* Begin *

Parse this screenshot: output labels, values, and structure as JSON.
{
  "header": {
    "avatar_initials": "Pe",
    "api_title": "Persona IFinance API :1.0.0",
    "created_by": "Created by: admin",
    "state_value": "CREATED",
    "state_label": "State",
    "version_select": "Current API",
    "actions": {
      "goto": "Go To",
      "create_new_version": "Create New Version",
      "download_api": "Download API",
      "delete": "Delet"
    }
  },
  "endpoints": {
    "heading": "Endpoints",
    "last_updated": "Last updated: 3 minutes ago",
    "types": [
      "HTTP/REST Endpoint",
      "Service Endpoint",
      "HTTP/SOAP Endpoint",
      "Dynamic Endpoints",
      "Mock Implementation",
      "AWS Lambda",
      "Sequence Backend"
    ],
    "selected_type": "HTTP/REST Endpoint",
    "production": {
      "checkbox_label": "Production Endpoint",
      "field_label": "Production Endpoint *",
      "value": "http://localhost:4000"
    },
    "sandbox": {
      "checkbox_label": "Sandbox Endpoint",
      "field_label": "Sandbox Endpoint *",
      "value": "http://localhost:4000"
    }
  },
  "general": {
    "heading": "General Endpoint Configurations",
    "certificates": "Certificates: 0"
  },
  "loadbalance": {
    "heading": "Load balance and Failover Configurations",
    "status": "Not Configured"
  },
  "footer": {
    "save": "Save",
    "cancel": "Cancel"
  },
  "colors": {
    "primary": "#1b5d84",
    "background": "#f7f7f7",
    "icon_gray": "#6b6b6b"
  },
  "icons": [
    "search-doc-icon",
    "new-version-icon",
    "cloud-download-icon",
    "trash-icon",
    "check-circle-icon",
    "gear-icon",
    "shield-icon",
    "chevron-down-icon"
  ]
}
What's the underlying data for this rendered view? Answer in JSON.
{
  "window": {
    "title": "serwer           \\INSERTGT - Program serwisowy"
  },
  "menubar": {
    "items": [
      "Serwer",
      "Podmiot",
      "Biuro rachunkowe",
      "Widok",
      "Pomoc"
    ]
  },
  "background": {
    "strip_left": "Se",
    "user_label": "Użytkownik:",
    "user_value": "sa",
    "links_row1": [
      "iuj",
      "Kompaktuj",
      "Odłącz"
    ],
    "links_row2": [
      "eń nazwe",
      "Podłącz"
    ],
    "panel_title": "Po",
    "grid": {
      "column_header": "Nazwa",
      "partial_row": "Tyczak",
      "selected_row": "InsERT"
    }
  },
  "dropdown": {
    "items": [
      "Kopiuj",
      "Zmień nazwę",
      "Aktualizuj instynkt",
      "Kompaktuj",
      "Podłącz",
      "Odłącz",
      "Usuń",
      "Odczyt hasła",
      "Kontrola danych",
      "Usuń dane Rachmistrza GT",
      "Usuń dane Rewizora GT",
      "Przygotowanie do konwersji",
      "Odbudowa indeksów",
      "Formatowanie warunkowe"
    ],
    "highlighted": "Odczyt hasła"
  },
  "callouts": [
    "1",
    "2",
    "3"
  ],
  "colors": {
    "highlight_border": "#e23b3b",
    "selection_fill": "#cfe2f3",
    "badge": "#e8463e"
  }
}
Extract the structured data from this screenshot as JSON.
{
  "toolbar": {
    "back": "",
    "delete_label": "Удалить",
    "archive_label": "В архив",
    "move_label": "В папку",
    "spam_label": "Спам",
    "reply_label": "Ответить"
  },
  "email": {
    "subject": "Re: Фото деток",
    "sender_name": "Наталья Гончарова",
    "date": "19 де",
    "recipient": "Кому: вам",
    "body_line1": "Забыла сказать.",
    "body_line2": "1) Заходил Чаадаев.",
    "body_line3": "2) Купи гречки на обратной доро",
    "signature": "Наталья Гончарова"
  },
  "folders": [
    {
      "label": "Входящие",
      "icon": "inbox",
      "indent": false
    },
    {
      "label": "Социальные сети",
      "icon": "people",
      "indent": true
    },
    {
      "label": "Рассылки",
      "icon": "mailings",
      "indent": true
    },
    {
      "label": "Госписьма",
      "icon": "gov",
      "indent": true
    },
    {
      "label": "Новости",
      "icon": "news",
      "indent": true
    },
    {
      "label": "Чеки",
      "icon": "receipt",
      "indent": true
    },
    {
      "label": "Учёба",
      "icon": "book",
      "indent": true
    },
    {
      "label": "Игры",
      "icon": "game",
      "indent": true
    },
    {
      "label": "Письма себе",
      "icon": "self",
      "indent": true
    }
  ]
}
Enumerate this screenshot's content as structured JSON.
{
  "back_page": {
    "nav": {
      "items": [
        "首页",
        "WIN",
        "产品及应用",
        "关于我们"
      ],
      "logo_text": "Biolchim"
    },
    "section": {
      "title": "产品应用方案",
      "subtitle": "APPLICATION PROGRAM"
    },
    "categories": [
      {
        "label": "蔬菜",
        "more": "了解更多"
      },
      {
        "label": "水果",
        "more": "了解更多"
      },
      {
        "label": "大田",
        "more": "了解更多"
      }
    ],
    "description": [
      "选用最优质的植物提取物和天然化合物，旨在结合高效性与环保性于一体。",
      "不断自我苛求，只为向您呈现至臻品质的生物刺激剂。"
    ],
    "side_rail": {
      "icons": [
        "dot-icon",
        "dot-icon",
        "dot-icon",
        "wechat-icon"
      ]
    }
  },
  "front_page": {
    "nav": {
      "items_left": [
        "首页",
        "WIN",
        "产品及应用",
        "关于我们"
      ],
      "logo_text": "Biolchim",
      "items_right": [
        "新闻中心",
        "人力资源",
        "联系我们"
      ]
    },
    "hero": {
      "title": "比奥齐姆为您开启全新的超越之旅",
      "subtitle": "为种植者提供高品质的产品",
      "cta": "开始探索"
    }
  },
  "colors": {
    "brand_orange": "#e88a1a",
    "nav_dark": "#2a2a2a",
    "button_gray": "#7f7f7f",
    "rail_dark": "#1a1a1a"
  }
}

* End *

AIM OF THE EXERCISE
List the lines of the entries that include "subtitle".

COMPLETE RESPONSE
      "subtitle": "APPLICATION PROGRAM"
      "subtitle": "为种植者提供高品质的产品",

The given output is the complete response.